[Exercise aim]: Update the passage about Indy car qualifying: write out the part that opens with the words "John Paul Jr." and closes with "just four laps.", putting "Dave Kudrave" in place of "David Kudrave".

== Document section

Lazier, who had not placed higher than 16th in his 55 previous Indy car starts, qualified on pole with a best lap of 181.388 mph. Hearn fell just short of the 181 mph mark, settling for second on his first Indy car qualifying session. Seasoned veterans Guerrero and Luyendyk qualified third and fourth, the latter using a back-up car that would be later renumbered, in front of Scott Sharp and five further rookies. As expected by the nuances of their stock block engine, Team Menard struggled in qualifying, although Tony Stewart surprised by outqualifying his more established teammates, Eddie Cheever and Scott Brayton, despite having only completed 67 laps in winter testing.

John Paul Jr. had the only incident of the session after brushing the wall in Turn 2, completing only one timed lap at 160 mph. Unlike Stewart and Groff, who were running on competitive race cars, other drivers at the bottom of the field mirrored Paul Jr.'s issues that stemmed from the lack of mileage: Johnny O'Connell had only passed his driver test during the morning practice; Johnny Parsons, without any laps at speed during winter testing, barely went over 153 mph, and David Kudrave, with no testing mileage whatsoever, put his car on the grid at just 146.353 mph, a 35 mph, 4.5 second deficit over Lazier's time. On race day, he would be black flagged after just four laps.

On Friday afternoon practice, held after qualifying, Eddie Cheever and Richie Hearn collided and crashed at Turn 1, when Cheever went low and into Hearn's path. Both drivers were unhurt, but their chassis were damaged beyond repair, and had to race with spare cars. They were allowed to start at the back of the field, after taking part in a 15-minute special warm-up session. Della Penna didn't have a competitive spare car, and reached a deal with Pagan Racing to use Roberto Guerrero's back-up unit. The Colombian was now due to start on the front row because of Hearn's demotion, which left Buzz Calkins as the best placed rookie in the 5th spot. Like Lazier, Scott Sharp had a much improved career-best placing in the 2nd row, having never started higher than 13th.

====
== Data

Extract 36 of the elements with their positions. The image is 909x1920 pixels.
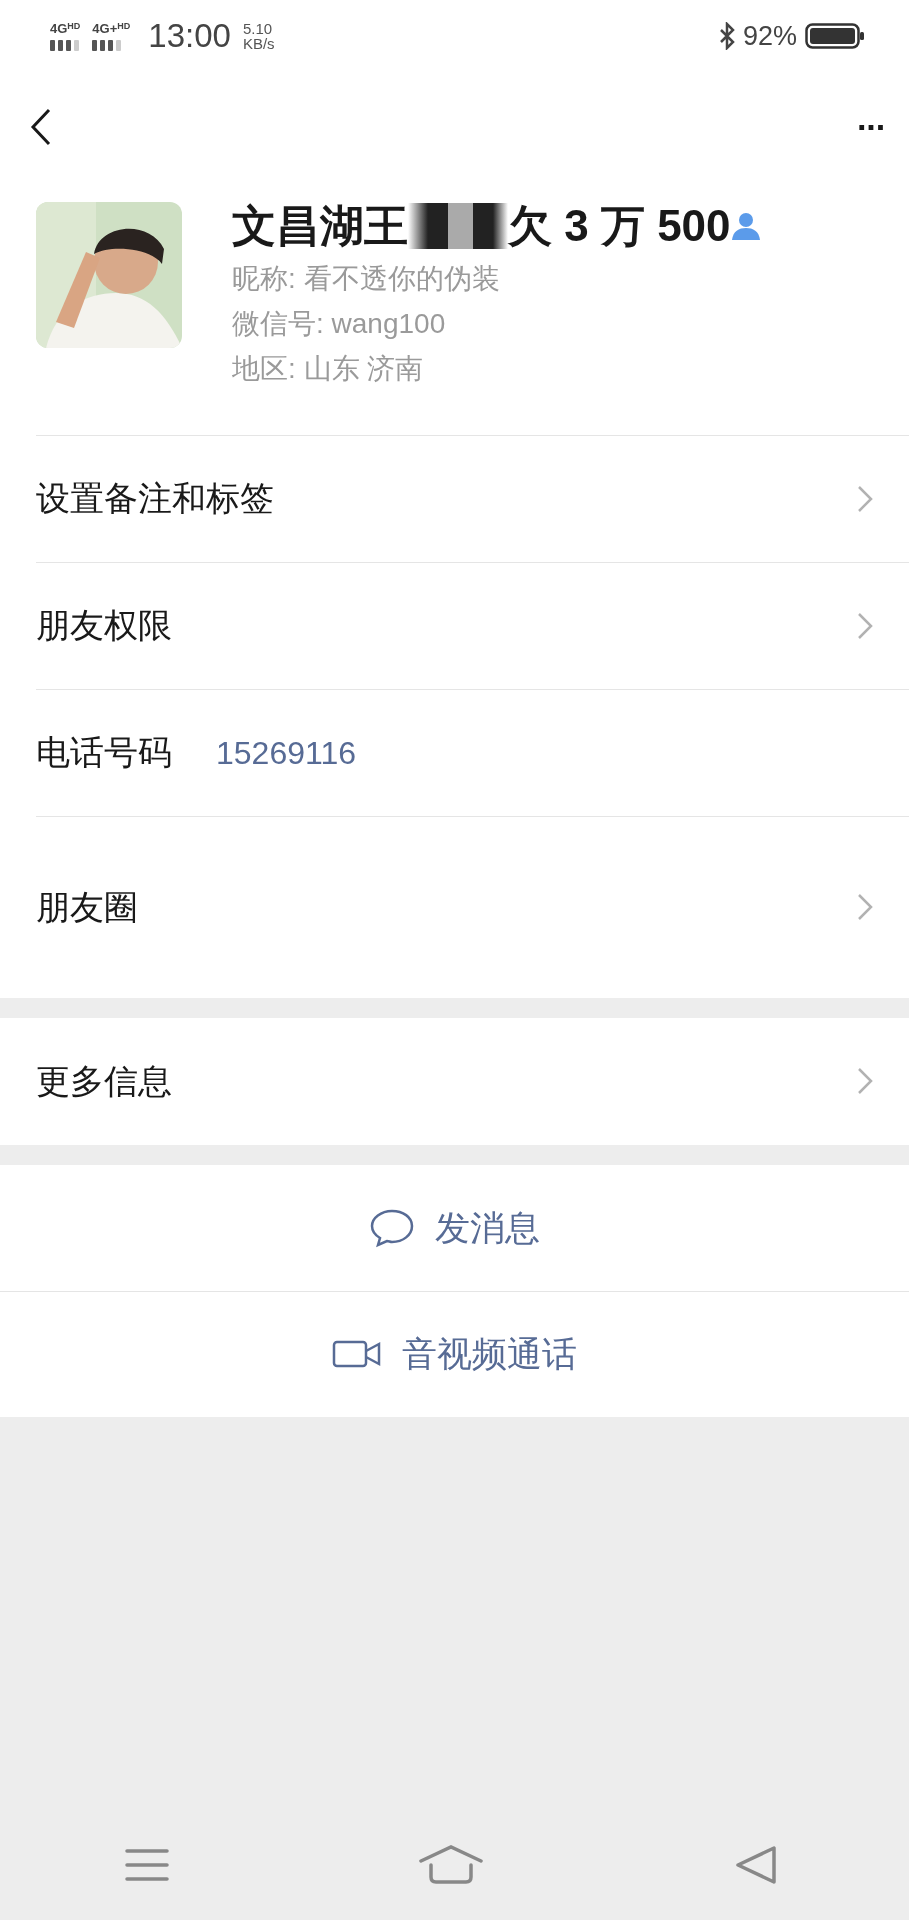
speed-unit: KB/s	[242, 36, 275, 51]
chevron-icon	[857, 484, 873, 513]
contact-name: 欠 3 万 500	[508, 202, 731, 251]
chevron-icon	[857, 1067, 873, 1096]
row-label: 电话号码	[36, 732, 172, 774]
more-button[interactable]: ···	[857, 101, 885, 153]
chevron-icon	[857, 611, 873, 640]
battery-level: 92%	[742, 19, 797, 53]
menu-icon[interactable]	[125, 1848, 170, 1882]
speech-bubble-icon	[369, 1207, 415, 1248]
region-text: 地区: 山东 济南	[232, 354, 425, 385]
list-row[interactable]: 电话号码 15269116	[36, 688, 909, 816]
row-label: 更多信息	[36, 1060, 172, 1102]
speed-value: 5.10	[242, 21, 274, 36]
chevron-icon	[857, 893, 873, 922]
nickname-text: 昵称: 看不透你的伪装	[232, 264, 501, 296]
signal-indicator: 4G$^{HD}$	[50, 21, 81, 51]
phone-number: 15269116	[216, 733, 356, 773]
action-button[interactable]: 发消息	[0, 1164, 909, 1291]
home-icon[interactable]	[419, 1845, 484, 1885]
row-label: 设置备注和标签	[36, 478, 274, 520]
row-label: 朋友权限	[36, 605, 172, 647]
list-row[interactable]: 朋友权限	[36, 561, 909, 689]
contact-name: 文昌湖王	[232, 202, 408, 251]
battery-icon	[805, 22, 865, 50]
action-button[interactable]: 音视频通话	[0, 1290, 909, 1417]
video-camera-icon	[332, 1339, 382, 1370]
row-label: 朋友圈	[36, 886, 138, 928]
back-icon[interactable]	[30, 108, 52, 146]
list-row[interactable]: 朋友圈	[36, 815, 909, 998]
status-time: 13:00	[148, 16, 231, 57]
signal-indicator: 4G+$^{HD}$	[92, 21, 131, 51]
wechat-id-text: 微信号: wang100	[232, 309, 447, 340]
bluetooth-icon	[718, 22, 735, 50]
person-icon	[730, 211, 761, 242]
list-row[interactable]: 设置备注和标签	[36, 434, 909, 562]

====

[Exercise result]:
John Paul Jr. had the only incident of the session after brushing the wall in Turn 2, completing only one timed lap at 160 mph. Unlike Stewart and Groff, who were running on competitive race cars, other drivers at the bottom of the field mirrored Paul Jr.'s issues that stemmed from the lack of mileage: Johnny O'Connell had only passed his driver test during the morning practice; Johnny Parsons, without any laps at speed during winter testing, barely went over 153 mph, and Dave Kudrave, with no testing mileage whatsoever, put his car on the grid at just 146.353 mph, a 35 mph, 4.5 second deficit over Lazier's time. On race day, he would be black flagged after just four laps.